§ SOURCE TEXT:
⟨

Bakumatsu (lit. "end of the shogunate") generally refers to the time period between the arrival of Commodore Matthew Perry in 1853 and the fall of the Tokugawa shogunate in 1868. The period is characterized by considerable "opening" to the West, with Westerners beginning to settle in ports such as Yokohama, and Western fashions, architecture, writings, and so forth swiftly spreading and gaining popularity, at least in Edo. The period is also characterized by considerable political turmoil, as numerous factions within the shogunate and within individual domains, as well as independent groups, jostled for power, competing on an array of different agendas.

Background

The arrival of Commodore Matthew Perry in 1853 was, at the time, only the latest in a long line of increasingly frequent incidents of Western incursions, stretching back, perhaps, to the arrival of the Russian envoy Adam Laxman in 1792. Over the course of the first half of the 19th century, Russian expansion into Sakhalin, the Kuril Islands, and even Ezo (Hokkaido) itself, as well as encounters with British, French, and American ships (among others), contributed to a sense of crisis among many samurai officials and notable scholars & writers. News of China's defeat in the Opium War (1840-1842) and the humiliating terms it was forced to agree to in the Treaty of Nanjing compounded fears already being expressed by kokugaku scholars and others, regarding the dangers of Western expansion and encroachment. The Dutch King William II sent a polite letter to the shogunate in 1844 advising that circumstances were not what they were a century (or two) earlier, and that signing treaties with the Western powers (beginning with Holland, of course) would be advisable, rather than trying and failing to defend Japanese seclusion by force. The shogunate received the letter kindly, but was not yet willing to make significant changes to policy.

Factions began to emerge, both within the shogunate and without, as some advocated a more hard-line stance against Western encroachment, and others sought to appease the Westerners, at least to some extent, in order to avoid a war Japan was sure to lose. Abe Masahiro, who became Tairô in 1845, led the shogunate in expanding coastal defenses while simultaneously advocating a more conciliatory stance.

Meanwhile, a number of domestic concerns contributed to an ongoing, low-level sense of crisis, and/or to the overall weakening of the Pax Tokugawa. Agricultural land had been exhausted; farmers could expand no farther into previously uncultivated land, and they had similarly gone as far as they could with intensification of their production on old lands, at least at current levels of technology. Urbanization continued, and large cities continued to place ever-increasing demands upon agricultural production and supply networks. The wealthy members of the merchant class continued to grow wealthier and to demand (or accrue) increased influence, challenging the social order which placed them at the bottom. And the samurai class - daimyô & their domains, and the shogunate, in particular - struggled financially, with many in severe debt to creditors from the merchant class.

⟩

§ SHORT TASK A:
Can you rewrite the entries starting at the line containing "give bounding boxes" and ending at the line containing "66, 554, 86]", substituting "tree-closed-icon" for "tree-collapsed-icon" and keeping everything else the same? Leave the pictures out of your answer.
The text and the entries come from unrelated sources.

§ RECORDS PROVIDED:
⟨

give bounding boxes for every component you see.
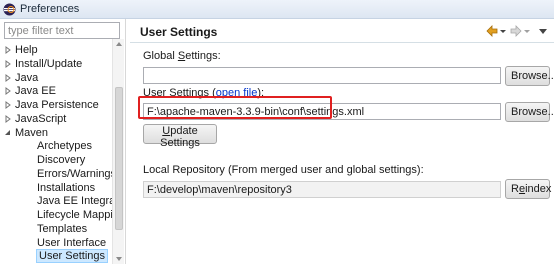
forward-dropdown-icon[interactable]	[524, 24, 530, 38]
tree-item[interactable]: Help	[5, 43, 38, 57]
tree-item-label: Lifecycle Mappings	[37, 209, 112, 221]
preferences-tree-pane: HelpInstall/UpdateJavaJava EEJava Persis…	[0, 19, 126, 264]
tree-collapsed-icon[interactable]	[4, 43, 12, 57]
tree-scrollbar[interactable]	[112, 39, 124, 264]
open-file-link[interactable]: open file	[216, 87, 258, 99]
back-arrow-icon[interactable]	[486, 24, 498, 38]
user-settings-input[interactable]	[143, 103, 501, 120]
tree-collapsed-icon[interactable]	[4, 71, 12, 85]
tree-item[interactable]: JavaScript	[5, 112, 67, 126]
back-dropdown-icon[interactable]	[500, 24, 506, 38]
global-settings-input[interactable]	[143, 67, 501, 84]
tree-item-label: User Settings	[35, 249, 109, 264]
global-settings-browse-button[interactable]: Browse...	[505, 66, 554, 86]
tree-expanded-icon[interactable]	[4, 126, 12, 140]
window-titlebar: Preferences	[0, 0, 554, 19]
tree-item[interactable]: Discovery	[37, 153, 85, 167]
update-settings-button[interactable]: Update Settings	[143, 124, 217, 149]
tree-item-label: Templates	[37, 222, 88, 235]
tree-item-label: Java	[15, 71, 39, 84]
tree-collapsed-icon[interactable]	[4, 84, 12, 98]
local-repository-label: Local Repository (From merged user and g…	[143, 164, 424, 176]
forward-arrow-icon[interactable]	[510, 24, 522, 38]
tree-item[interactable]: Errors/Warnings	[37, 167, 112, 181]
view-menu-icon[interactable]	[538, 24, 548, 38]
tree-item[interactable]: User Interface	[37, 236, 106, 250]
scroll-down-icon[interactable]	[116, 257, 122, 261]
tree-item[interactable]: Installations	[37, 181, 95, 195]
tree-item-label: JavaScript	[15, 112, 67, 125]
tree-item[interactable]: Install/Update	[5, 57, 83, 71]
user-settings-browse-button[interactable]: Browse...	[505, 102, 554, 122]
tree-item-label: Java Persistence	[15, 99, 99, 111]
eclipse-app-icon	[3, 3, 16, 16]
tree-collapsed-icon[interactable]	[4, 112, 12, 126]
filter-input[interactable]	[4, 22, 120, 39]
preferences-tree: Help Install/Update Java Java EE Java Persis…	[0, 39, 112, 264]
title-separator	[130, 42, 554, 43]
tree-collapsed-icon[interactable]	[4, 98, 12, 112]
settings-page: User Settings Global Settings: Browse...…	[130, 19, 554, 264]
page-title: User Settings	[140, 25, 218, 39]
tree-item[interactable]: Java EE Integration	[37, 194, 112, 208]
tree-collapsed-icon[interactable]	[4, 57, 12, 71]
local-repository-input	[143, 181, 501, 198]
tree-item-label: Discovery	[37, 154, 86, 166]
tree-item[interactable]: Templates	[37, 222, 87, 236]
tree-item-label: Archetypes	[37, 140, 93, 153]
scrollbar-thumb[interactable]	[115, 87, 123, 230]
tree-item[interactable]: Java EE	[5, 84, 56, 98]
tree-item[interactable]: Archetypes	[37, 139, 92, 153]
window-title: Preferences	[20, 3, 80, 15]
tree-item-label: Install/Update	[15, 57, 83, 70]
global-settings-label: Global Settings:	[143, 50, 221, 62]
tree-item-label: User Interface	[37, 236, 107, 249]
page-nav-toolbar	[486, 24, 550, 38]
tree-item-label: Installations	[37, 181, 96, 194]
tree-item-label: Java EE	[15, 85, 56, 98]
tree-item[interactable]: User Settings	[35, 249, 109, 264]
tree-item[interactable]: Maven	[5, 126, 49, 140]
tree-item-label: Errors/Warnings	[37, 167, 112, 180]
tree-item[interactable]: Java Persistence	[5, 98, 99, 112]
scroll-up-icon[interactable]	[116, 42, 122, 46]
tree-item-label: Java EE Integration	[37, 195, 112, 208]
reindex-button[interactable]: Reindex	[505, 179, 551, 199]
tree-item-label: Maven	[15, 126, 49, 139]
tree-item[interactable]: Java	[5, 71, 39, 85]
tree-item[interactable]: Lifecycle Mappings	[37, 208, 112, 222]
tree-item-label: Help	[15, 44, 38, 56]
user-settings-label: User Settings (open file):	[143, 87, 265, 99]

⟩
⟨

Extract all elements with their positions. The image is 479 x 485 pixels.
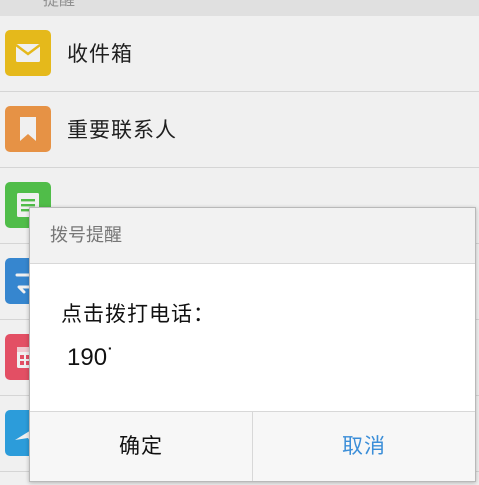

⟩

§ SHORT TASK B:
Could you pick up the text on the Bakumatsu period and carry it on from its final sentence?

§ TASK OUTPUT A:
give bounding boxes for every component you see.
forward-dropdown-icon[interactable]	[524, 24, 530, 38]
tree-item[interactable]: Help	[5, 43, 38, 57]
tree-item-label: Lifecycle Mappings	[37, 209, 112, 221]
preferences-tree-pane: HelpInstall/UpdateJavaJava EEJava Persis…	[0, 19, 126, 264]
tree-closed-icon[interactable]	[4, 43, 12, 57]
tree-scrollbar[interactable]	[112, 39, 124, 264]
open-file-link[interactable]: open file	[216, 87, 258, 99]
back-arrow-icon[interactable]	[486, 24, 498, 38]
user-settings-input[interactable]	[143, 103, 501, 120]
tree-closed-icon[interactable]	[4, 71, 12, 85]
tree-item[interactable]: JavaScript	[5, 112, 67, 126]
back-dropdown-icon[interactable]	[500, 24, 506, 38]
global-settings-input[interactable]	[143, 67, 501, 84]
tree-item-label: User Settings	[35, 249, 109, 264]
global-settings-browse-button[interactable]: Browse...	[505, 66, 554, 86]

§ TASK OUTPUT B:
Chronology

Against that background, Perry's arrival in 1853 has come to be taken as a particularly striking and significant episode, and the Convention of Kanagawa signed with Perry in 1854 indeed marks the beginning of a significant "opening" of Japan to Western trade and Western settlement. The terms of this Convention, opening the ports of Hakodate and Shimoda to foreign trade, and allowing the stationing of permanent consuls, were quickly extended to the French, British, Dutch, and Russians as well. This Convention was signed after the shogunate formally requested advice from the daimyô, a truly unprecedented move which stirred considerable concern about the shogunate's power and authority.

The following year, in 1855, Japan signed its first-ever treaty officially declaring national borders; this was the Treaty of Shimoda, signed with Russia, which declared the island of Urup and everything south of it within the Kuril Islands (as well as Hokkaidô Island) to be Japanese territory, and the remainder of the Kurils, from Iturup on north, to be Russian. The treaty left the status of Sakhalin undetermined, however.

Townsend Harris, the first American consul to be stationed in Japan, arrived in 1856 to take up residence at Shimoda.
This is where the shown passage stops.